begin Dataset records

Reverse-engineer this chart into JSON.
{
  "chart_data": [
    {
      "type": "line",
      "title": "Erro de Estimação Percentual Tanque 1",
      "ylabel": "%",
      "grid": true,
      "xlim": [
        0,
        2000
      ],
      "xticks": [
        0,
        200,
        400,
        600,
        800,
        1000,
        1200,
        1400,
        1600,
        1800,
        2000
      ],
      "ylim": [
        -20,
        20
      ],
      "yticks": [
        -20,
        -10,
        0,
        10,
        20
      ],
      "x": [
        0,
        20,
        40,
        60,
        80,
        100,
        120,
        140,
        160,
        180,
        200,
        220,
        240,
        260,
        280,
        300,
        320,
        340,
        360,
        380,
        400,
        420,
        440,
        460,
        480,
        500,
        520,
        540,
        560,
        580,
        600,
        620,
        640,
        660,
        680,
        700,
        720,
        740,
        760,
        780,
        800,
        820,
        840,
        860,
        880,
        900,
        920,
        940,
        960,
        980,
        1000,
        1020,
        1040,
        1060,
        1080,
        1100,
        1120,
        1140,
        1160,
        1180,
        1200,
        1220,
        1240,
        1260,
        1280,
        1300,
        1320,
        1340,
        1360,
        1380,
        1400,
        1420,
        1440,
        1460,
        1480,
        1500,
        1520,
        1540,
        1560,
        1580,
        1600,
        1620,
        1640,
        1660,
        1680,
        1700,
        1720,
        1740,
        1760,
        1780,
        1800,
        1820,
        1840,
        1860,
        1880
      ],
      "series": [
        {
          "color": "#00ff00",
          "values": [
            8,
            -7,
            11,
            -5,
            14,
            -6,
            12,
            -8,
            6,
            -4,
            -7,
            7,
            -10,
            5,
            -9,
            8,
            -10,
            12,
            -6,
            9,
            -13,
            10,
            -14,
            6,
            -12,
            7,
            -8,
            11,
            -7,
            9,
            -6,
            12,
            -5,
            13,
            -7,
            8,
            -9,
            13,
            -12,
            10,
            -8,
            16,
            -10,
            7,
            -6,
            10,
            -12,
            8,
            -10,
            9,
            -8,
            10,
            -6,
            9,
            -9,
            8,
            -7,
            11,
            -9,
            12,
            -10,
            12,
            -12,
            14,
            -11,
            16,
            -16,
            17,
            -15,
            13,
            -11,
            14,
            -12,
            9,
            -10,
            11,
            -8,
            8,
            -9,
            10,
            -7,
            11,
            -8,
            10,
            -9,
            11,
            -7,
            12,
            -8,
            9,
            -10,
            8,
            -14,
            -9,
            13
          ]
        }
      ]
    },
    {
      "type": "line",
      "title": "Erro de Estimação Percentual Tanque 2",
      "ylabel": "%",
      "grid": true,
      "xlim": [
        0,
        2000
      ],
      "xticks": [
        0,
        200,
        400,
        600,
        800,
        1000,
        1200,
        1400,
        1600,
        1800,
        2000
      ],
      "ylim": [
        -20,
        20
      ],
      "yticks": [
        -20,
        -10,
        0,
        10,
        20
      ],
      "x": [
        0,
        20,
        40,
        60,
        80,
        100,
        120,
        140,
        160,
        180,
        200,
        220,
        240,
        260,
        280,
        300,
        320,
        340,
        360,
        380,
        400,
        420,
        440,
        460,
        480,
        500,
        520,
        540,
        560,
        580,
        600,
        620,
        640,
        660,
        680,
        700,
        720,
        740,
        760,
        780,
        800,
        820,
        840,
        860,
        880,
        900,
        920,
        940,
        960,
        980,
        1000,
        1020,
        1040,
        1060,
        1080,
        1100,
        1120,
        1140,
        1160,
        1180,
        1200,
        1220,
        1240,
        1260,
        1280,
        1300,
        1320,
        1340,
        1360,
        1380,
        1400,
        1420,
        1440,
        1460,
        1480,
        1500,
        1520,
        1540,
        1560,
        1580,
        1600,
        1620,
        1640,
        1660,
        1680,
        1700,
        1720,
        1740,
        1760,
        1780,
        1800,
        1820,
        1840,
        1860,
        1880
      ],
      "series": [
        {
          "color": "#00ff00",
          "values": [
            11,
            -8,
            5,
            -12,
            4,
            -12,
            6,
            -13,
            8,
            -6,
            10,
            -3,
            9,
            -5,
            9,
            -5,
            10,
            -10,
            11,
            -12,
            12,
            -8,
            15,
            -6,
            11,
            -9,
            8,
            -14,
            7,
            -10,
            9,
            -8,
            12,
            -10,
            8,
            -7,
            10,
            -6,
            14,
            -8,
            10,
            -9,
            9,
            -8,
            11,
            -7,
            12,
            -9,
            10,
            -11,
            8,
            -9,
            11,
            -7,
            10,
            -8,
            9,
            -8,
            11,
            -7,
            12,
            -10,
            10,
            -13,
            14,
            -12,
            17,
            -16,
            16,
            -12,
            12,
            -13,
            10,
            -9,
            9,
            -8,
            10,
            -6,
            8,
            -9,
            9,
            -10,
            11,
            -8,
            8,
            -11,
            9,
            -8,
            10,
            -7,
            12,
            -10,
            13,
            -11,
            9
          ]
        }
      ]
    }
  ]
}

end Dataset records

What do the records say? Quote them all exactly.

Reverse-engineer this chart into JSON.
{
  "chart_data": [
    {
      "type": "line",
      "title": "Erro de Estimação Percentual Tanque 1",
      "ylabel": "%",
      "grid": true,
      "xlim": [
        0,
        2000
      ],
      "xticks": [
        0,
        200,
        400,
        600,
        800,
        1000,
        1200,
        1400,
        1600,
        1800,
        2000
      ],
      "ylim": [
        -20,
        20
      ],
      "yticks": [
        -20,
        -10,
        0,
        10,
        20
      ],
      "x": [
        0,
        20,
        40,
        60,
        80,
        100,
        120,
        140,
        160,
        180,
        200,
        220,
        240,
        260,
        280,
        300,
        320,
        340,
        360,
        380,
        400,
        420,
        440,
        460,
        480,
        500,
        520,
        540,
        560,
        580,
        600,
        620,
        640,
        660,
        680,
        700,
        720,
        740,
        760,
        780,
        800,
        820,
        840,
        860,
        880,
        900,
        920,
        940,
        960,
        980,
        1000,
        1020,
        1040,
        1060,
        1080,
        1100,
        1120,
        1140,
        1160,
        1180,
        1200,
        1220,
        1240,
        1260,
        1280,
        1300,
        1320,
        1340,
        1360,
        1380,
        1400,
        1420,
        1440,
        1460,
        1480,
        1500,
        1520,
        1540,
        1560,
        1580,
        1600,
        1620,
        1640,
        1660,
        1680,
        1700,
        1720,
        1740,
        1760,
        1780,
        1800,
        1820,
        1840,
        1860,
        1880
      ],
      "series": [
        {
          "color": "#00ff00",
          "values": [
            8,
            -7,
            11,
            -5,
            14,
            -6,
            12,
            -8,
            6,
            -4,
            -7,
            7,
            -10,
            5,
            -9,
            8,
            -10,
            12,
            -6,
            9,
            -13,
            10,
            -14,
            6,
            -12,
            7,
            -8,
            11,
            -7,
            9,
            -6,
            12,
            -5,
            13,
            -7,
            8,
            -9,
            13,
            -12,
            10,
            -8,
            16,
            -10,
            7,
            -6,
            10,
            -12,
            8,
            -10,
            9,
            -8,
            10,
            -6,
            9,
            -9,
            8,
            -7,
            11,
            -9,
            12,
            -10,
            12,
            -12,
            14,
            -11,
            16,
            -16,
            17,
            -15,
            13,
            -11,
            14,
            -12,
            9,
            -10,
            11,
            -8,
            8,
            -9,
            10,
            -7,
            11,
            -8,
            10,
            -9,
            11,
            -7,
            12,
            -8,
            9,
            -10,
            8,
            -14,
            -9,
            13
          ]
        }
      ]
    },
    {
      "type": "line",
      "title": "Erro de Estimação Percentual Tanque 2",
      "ylabel": "%",
      "grid": true,
      "xlim": [
        0,
        2000
      ],
      "xticks": [
        0,
        200,
        400,
        600,
        800,
        1000,
        1200,
        1400,
        1600,
        1800,
        2000
      ],
      "ylim": [
        -20,
        20
      ],
      "yticks": [
        -20,
        -10,
        0,
        10,
        20
      ],
      "x": [
        0,
        20,
        40,
        60,
        80,
        100,
        120,
        140,
        160,
        180,
        200,
        220,
        240,
        260,
        280,
        300,
        320,
        340,
        360,
        380,
        400,
        420,
        440,
        460,
        480,
        500,
        520,
        540,
        560,
        580,
        600,
        620,
        640,
        660,
        680,
        700,
        720,
        740,
        760,
        780,
        800,
        820,
        840,
        860,
        880,
        900,
        920,
        940,
        960,
        980,
        1000,
        1020,
        1040,
        1060,
        1080,
        1100,
        1120,
        1140,
        1160,
        1180,
        1200,
        1220,
        1240,
        1260,
        1280,
        1300,
        1320,
        1340,
        1360,
        1380,
        1400,
        1420,
        1440,
        1460,
        1480,
        1500,
        1520,
        1540,
        1560,
        1580,
        1600,
        1620,
        1640,
        1660,
        1680,
        1700,
        1720,
        1740,
        1760,
        1780,
        1800,
        1820,
        1840,
        1860,
        1880
      ],
      "series": [
        {
          "color": "#00ff00",
          "values": [
            11,
            -8,
            5,
            -12,
            4,
            -12,
            6,
            -13,
            8,
            -6,
            10,
            -3,
            9,
            -5,
            9,
            -5,
            10,
            -10,
            11,
            -12,
            12,
            -8,
            15,
            -6,
            11,
            -9,
            8,
            -14,
            7,
            -10,
            9,
            -8,
            12,
            -10,
            8,
            -7,
            10,
            -6,
            14,
            -8,
            10,
            -9,
            9,
            -8,
            11,
            -7,
            12,
            -9,
            10,
            -11,
            8,
            -9,
            11,
            -7,
            10,
            -8,
            9,
            -8,
            11,
            -7,
            12,
            -10,
            10,
            -13,
            14,
            -12,
            17,
            -16,
            16,
            -12,
            12,
            -13,
            10,
            -9,
            9,
            -8,
            10,
            -6,
            8,
            -9,
            9,
            -10,
            11,
            -8,
            8,
            -11,
            9,
            -8,
            10,
            -7,
            12,
            -10,
            13,
            -11,
            9
          ]
        }
      ]
    }
  ]
}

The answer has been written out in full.